— Begin Material for this exercise —

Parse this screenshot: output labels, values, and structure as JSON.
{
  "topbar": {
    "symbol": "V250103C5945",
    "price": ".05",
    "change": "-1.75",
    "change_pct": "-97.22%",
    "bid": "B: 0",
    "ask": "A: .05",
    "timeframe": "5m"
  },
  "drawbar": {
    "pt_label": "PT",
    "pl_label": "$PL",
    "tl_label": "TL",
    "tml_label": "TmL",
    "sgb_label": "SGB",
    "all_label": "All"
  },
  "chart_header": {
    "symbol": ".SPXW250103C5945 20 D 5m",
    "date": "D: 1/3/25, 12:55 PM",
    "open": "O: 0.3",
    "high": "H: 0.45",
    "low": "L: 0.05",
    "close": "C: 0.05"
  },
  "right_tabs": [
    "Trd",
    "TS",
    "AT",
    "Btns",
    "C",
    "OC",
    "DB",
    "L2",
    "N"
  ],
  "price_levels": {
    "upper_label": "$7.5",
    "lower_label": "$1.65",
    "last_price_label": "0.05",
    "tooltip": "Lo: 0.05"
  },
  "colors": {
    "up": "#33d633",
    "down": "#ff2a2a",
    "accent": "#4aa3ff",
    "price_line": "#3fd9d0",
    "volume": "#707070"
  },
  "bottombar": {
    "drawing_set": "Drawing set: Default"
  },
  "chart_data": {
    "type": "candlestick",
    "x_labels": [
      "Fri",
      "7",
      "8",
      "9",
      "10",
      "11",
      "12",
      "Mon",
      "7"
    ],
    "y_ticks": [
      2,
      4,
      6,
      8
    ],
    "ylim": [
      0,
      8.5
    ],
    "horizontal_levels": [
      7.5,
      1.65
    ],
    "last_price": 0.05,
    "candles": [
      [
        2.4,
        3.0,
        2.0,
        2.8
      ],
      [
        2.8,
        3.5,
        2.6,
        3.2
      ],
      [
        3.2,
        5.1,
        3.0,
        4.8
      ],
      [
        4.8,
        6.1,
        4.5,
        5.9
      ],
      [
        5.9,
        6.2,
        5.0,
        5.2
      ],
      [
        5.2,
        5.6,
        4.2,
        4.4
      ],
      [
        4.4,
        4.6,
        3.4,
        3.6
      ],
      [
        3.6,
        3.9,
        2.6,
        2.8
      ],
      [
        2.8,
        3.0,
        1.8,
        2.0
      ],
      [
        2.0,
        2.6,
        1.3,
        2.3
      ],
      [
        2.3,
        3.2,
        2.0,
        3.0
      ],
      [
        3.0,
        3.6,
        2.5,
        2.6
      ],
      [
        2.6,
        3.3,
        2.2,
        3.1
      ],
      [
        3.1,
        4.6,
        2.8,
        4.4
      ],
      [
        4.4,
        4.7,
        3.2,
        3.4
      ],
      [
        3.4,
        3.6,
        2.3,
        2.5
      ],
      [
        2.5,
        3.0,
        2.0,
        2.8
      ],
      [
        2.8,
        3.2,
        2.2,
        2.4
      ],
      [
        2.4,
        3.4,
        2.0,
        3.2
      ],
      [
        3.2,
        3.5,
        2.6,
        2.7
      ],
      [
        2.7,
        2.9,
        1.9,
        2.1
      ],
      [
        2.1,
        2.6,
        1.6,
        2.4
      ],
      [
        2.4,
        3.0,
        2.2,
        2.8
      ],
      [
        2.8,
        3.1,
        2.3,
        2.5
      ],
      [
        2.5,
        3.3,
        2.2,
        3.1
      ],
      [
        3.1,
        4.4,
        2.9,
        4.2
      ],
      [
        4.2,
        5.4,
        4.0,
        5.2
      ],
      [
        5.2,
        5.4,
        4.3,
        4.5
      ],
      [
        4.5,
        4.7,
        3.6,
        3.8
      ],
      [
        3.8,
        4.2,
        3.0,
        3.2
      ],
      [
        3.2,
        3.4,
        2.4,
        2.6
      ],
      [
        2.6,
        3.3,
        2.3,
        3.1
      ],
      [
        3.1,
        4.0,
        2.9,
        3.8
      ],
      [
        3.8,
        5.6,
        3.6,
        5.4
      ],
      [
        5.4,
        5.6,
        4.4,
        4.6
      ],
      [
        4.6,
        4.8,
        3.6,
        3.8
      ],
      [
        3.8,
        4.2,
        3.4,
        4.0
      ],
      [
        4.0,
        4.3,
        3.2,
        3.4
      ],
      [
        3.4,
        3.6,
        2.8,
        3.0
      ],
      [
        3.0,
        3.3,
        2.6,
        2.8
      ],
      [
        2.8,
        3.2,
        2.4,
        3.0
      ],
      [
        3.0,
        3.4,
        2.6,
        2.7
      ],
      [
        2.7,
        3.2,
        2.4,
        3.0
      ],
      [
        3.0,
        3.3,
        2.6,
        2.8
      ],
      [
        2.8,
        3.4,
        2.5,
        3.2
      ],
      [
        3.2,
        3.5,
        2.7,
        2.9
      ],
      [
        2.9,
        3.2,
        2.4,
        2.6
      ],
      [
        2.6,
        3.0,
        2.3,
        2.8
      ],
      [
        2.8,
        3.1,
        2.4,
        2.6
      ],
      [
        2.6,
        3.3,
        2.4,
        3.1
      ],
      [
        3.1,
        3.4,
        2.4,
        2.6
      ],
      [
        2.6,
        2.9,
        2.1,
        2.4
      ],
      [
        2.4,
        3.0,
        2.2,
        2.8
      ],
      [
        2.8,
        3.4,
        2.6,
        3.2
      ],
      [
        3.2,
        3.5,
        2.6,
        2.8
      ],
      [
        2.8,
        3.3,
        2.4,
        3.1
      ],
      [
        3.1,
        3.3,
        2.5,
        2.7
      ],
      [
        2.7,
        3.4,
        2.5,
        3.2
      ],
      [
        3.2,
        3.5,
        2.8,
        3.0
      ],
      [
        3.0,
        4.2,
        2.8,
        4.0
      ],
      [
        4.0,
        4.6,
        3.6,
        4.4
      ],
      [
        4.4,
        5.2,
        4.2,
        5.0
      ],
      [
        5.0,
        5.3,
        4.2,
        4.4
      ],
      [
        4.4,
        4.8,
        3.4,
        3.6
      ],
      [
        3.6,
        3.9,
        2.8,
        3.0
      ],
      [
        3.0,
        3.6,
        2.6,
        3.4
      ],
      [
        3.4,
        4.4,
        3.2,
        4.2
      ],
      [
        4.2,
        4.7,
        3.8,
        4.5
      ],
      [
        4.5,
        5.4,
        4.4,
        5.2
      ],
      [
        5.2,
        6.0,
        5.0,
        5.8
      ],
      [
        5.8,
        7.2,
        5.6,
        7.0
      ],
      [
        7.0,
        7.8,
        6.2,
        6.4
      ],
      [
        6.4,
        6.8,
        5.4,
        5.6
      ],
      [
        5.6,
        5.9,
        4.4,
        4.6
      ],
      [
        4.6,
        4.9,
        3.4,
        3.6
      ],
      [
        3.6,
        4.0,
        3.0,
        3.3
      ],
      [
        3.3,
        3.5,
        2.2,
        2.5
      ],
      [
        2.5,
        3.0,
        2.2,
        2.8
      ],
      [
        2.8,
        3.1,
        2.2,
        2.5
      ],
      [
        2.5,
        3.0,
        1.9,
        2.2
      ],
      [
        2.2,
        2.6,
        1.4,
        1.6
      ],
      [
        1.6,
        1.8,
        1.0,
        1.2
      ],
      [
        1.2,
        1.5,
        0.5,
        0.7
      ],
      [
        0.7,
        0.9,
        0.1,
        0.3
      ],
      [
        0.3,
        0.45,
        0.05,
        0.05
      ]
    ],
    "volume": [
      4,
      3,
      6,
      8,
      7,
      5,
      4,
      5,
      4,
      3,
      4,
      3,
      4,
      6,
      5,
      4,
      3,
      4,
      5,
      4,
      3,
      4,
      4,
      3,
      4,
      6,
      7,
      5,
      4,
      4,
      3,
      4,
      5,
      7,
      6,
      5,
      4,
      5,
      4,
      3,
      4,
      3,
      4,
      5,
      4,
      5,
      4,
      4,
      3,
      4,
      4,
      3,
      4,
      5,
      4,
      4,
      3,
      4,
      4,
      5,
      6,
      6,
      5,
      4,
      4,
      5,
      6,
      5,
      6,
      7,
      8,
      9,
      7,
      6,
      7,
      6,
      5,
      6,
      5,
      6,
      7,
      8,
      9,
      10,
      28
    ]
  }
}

— End Material for this exercise —

- **Problem**: Identify and copy lines that hold the string "symbol".

- **Full answer**:
    "symbol": "V250103C5945",
    "symbol": ".SPXW250103C5945 20 D 5m",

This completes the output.